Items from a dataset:
☆ ☆ ☆ ☆ ☆ ☆ ☆

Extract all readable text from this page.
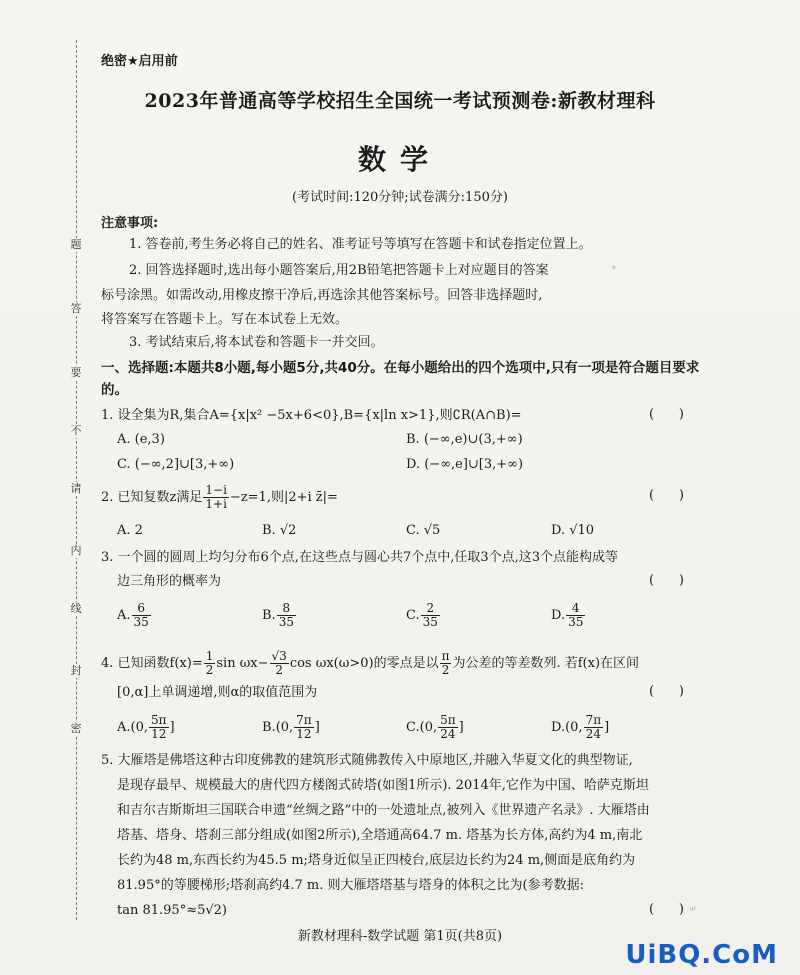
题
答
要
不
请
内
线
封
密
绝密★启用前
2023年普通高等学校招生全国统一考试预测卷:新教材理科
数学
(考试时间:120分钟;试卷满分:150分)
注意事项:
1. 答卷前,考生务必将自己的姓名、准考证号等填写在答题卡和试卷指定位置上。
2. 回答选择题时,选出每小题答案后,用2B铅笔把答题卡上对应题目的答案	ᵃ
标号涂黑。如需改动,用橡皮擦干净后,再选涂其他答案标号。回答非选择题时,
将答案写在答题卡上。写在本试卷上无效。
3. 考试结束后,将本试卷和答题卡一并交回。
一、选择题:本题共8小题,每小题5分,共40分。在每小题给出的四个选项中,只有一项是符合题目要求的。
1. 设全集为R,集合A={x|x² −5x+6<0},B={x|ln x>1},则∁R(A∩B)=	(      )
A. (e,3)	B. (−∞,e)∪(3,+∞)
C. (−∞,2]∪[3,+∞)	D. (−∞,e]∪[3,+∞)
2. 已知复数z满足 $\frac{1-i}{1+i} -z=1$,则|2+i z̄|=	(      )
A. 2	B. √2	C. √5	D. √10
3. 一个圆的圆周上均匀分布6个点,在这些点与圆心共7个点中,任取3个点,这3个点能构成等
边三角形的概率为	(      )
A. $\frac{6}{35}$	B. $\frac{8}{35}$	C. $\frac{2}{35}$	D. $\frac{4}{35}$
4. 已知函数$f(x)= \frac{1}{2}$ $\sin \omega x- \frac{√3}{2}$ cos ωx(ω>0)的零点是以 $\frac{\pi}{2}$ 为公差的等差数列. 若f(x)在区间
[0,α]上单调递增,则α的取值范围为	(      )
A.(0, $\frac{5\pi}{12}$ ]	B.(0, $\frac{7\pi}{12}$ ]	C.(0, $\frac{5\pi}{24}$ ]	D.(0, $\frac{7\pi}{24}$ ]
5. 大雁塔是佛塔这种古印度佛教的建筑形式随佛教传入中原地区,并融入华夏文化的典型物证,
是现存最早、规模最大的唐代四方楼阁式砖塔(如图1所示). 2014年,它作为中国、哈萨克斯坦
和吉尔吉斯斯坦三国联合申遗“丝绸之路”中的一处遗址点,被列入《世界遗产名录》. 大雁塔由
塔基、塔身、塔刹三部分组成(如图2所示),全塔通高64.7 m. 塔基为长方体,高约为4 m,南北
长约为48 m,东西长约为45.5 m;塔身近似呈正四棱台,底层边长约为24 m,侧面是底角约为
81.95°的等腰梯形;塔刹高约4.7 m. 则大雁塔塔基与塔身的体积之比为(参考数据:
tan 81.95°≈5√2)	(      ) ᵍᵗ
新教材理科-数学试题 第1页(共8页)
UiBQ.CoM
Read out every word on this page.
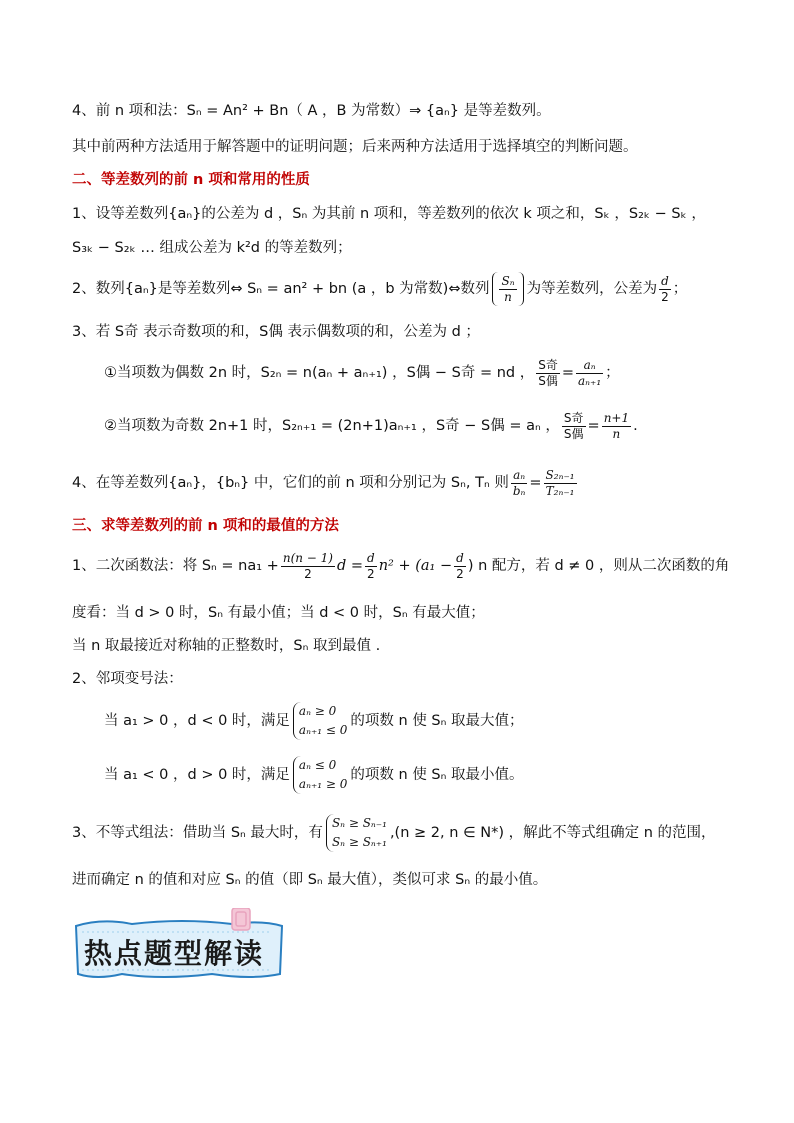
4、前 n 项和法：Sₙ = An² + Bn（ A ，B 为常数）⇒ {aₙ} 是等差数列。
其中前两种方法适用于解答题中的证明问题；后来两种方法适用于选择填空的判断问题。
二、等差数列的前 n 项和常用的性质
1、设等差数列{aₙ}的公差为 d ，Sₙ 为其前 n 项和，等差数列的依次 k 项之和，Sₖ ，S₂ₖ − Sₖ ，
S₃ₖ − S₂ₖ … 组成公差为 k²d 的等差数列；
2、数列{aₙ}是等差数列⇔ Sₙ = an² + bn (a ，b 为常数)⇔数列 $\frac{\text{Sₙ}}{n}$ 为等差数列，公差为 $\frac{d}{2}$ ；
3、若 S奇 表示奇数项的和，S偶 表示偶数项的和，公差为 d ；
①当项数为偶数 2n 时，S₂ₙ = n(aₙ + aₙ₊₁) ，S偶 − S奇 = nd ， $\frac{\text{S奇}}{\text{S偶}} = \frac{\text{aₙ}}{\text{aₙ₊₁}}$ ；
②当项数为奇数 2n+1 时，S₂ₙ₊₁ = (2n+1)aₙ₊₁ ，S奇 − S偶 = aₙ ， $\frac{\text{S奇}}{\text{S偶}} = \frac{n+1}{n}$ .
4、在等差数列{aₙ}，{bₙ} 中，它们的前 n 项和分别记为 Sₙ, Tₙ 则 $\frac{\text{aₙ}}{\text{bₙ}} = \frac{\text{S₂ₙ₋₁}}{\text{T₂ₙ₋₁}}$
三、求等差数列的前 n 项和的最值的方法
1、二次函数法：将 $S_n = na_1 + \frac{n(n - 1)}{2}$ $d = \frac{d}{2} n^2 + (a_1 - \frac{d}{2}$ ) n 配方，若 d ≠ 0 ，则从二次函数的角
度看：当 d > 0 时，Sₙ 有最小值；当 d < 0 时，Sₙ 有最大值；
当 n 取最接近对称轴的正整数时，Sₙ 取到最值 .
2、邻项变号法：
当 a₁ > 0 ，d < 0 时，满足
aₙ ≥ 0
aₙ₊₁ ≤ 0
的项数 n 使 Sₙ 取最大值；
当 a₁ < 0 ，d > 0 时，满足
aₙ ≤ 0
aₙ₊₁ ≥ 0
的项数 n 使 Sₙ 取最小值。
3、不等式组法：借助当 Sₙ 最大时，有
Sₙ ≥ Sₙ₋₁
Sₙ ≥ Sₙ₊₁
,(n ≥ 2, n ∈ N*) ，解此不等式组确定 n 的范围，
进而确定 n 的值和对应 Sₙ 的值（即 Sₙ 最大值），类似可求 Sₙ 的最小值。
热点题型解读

☆ ☆ ☆ ☆ ☆ ☆ ☆

:: Required task ::
Copy exactly, please, the lines that run from the line holding "Read out every word on this page." through the closing line of the material above, omitting every picture.

:: Exercise response ::
Read out every word on this page.
4、前 n 项和法：Sₙ = An² + Bn（ A ，B 为常数）⇒ {aₙ} 是等差数列。
其中前两种方法适用于解答题中的证明问题；后来两种方法适用于选择填空的判断问题。
二、等差数列的前 n 项和常用的性质
1、设等差数列{aₙ}的公差为 d ，Sₙ 为其前 n 项和，等差数列的依次 k 项之和，Sₖ ，S₂ₖ − Sₖ ，
S₃ₖ − S₂ₖ … 组成公差为 k²d 的等差数列；
2、数列{aₙ}是等差数列⇔ Sₙ = an² + bn (a ，b 为常数)⇔数列 $\frac{\text{Sₙ}}{n}$ 为等差数列，公差为 $\frac{d}{2}$ ；
3、若 S奇 表示奇数项的和，S偶 表示偶数项的和，公差为 d ；
①当项数为偶数 2n 时，S₂ₙ = n(aₙ + aₙ₊₁) ，S偶 − S奇 = nd ， $\frac{\text{S奇}}{\text{S偶}} = \frac{\text{aₙ}}{\text{aₙ₊₁}}$ ；
②当项数为奇数 2n+1 时，S₂ₙ₊₁ = (2n+1)aₙ₊₁ ，S奇 − S偶 = aₙ ， $\frac{\text{S奇}}{\text{S偶}} = \frac{n+1}{n}$ .
4、在等差数列{aₙ}，{bₙ} 中，它们的前 n 项和分别记为 Sₙ, Tₙ 则 $\frac{\text{aₙ}}{\text{bₙ}} = \frac{\text{S₂ₙ₋₁}}{\text{T₂ₙ₋₁}}$
三、求等差数列的前 n 项和的最值的方法
1、二次函数法：将 $S_n = na_1 + \frac{n(n - 1)}{2}$ $d = \frac{d}{2} n^2 + (a_1 - \frac{d}{2}$ ) n 配方，若 d ≠ 0 ，则从二次函数的角
度看：当 d > 0 时，Sₙ 有最小值；当 d < 0 时，Sₙ 有最大值；
当 n 取最接近对称轴的正整数时，Sₙ 取到最值 .
2、邻项变号法：
当 a₁ > 0 ，d < 0 时，满足
aₙ ≥ 0
aₙ₊₁ ≤ 0
的项数 n 使 Sₙ 取最大值；
当 a₁ < 0 ，d > 0 时，满足
aₙ ≤ 0
aₙ₊₁ ≥ 0
的项数 n 使 Sₙ 取最小值。
3、不等式组法：借助当 Sₙ 最大时，有
Sₙ ≥ Sₙ₋₁
Sₙ ≥ Sₙ₊₁
,(n ≥ 2, n ∈ N*) ，解此不等式组确定 n 的范围，
进而确定 n 的值和对应 Sₙ 的值（即 Sₙ 最大值），类似可求 Sₙ 的最小值。
热点题型解读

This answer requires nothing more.